BRIEF: Each entry that follows is to be retyped exactly. Pictures do not belong in the copy.
# Start of DATA FOR THE TASK
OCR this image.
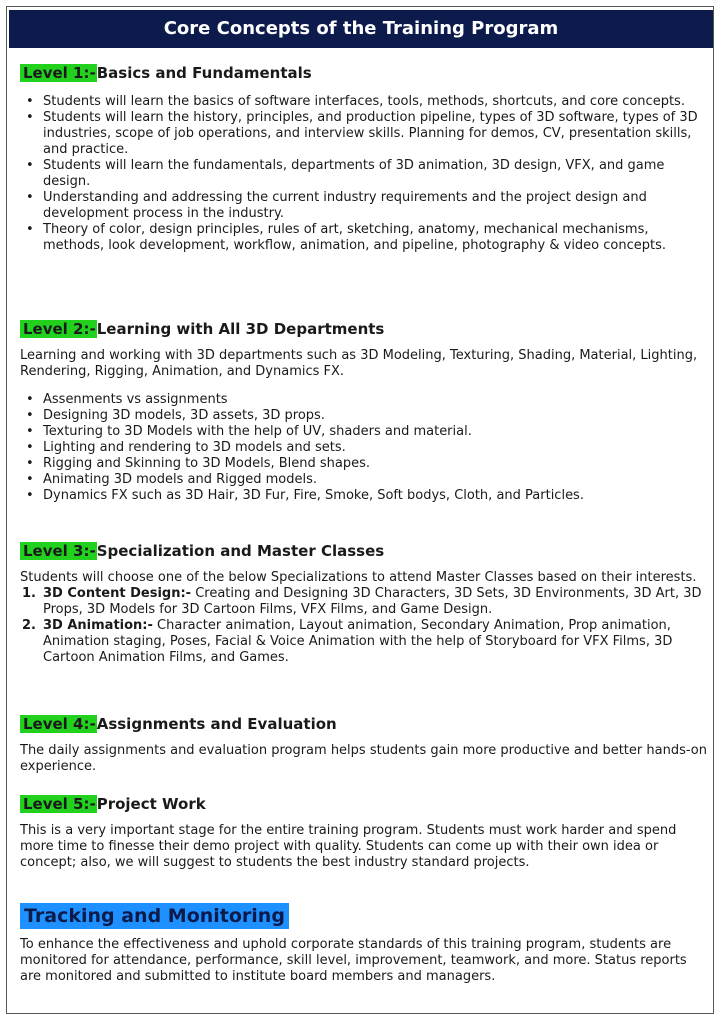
Core Concepts of the Training Program
Level 1:-Basics and Fundamentals
• Students will learn the basics of software interfaces, tools, methods, shortcuts, and core concepts.
• Students will learn the history, principles, and production pipeline, types of 3D software, types of 3D industries, scope of job operations, and interview skills. Planning for demos, CV, presentation skills, and practice.
• Students will learn the fundamentals, departments of 3D animation, 3D design, VFX, and game design.
• Understanding and addressing the current industry requirements and the project design and development process in the industry.
• Theory of color, design principles, rules of art, sketching, anatomy, mechanical mechanisms, methods, look development, workflow, animation, and pipeline, photography & video concepts.
Level 2:-Learning with All 3D Departments

Learning and working with 3D departments such as 3D Modeling, Texturing, Shading, Material, Lighting, Rendering, Rigging, Animation, and Dynamics FX.

• Assenments vs assignments
• Designing 3D models, 3D assets, 3D props.
• Texturing to 3D Models with the help of UV, shaders and material.
• Lighting and rendering to 3D models and sets.
• Rigging and Skinning to 3D Models, Blend shapes.
• Animating 3D models and Rigged models.
• Dynamics FX such as 3D Hair, 3D Fur, Fire, Smoke, Soft bodys, Cloth, and Particles.
Level 3:-Specialization and Master Classes

Students will choose one of the below Specializations to attend Master Classes based on their interests.

1. 3D Content Design:- Creating and Designing 3D Characters, 3D Sets, 3D Environments, 3D Art, 3D Props, 3D Models for 3D Cartoon Films, VFX Films, and Game Design.
2. 3D Animation:- Character animation, Layout animation, Secondary Animation, Prop animation, Animation staging, Poses, Facial & Voice Animation with the help of Storyboard for VFX Films, 3D Cartoon Animation Films, and Games.
Level 4:-Assignments and Evaluation

The daily assignments and evaluation program helps students gain more productive and better hands-on experience.

Level 5:-Project Work

This is a very important stage for the entire training program. Students must work harder and spend more time to finesse their demo project with quality. Students can come up with their own idea or concept; also, we will suggest to students the best industry standard projects.

Tracking and Monitoring

To enhance the effectiveness and uphold corporate standards of this training program, students are monitored for attendance, performance, skill level, improvement, teamwork, and more. Status reports are monitored and submitted to institute board members and managers.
# End of DATA FOR THE TASK
WRITTEN SOLUTION:
OCR this image.
Core Concepts of the Training Program
Level 1:-Basics and Fundamentals
• Students will learn the basics of software interfaces, tools, methods, shortcuts, and core concepts.
• Students will learn the history, principles, and production pipeline, types of 3D software, types of 3D industries, scope of job operations, and interview skills. Planning for demos, CV, presentation skills, and practice.
• Students will learn the fundamentals, departments of 3D animation, 3D design, VFX, and game design.
• Understanding and addressing the current industry requirements and the project design and development process in the industry.
• Theory of color, design principles, rules of art, sketching, anatomy, mechanical mechanisms, methods, look development, workflow, animation, and pipeline, photography & video concepts.
Level 2:-Learning with All 3D Departments

Learning and working with 3D departments such as 3D Modeling, Texturing, Shading, Material, Lighting, Rendering, Rigging, Animation, and Dynamics FX.

• Assenments vs assignments
• Designing 3D models, 3D assets, 3D props.
• Texturing to 3D Models with the help of UV, shaders and material.
• Lighting and rendering to 3D models and sets.
• Rigging and Skinning to 3D Models, Blend shapes.
• Animating 3D models and Rigged models.
• Dynamics FX such as 3D Hair, 3D Fur, Fire, Smoke, Soft bodys, Cloth, and Particles.
Level 3:-Specialization and Master Classes

Students will choose one of the below Specializations to attend Master Classes based on their interests.

1. 3D Content Design:- Creating and Designing 3D Characters, 3D Sets, 3D Environments, 3D Art, 3D Props, 3D Models for 3D Cartoon Films, VFX Films, and Game Design.
2. 3D Animation:- Character animation, Layout animation, Secondary Animation, Prop animation, Animation staging, Poses, Facial & Voice Animation with the help of Storyboard for VFX Films, 3D Cartoon Animation Films, and Games.
Level 4:-Assignments and Evaluation

The daily assignments and evaluation program helps students gain more productive and better hands-on experience.

Level 5:-Project Work

This is a very important stage for the entire training program. Students must work harder and spend more time to finesse their demo project with quality. Students can come up with their own idea or concept; also, we will suggest to students the best industry standard projects.

Tracking and Monitoring

To enhance the effectiveness and uphold corporate standards of this training program, students are monitored for attendance, performance, skill level, improvement, teamwork, and more. Status reports are monitored and submitted to institute board members and managers.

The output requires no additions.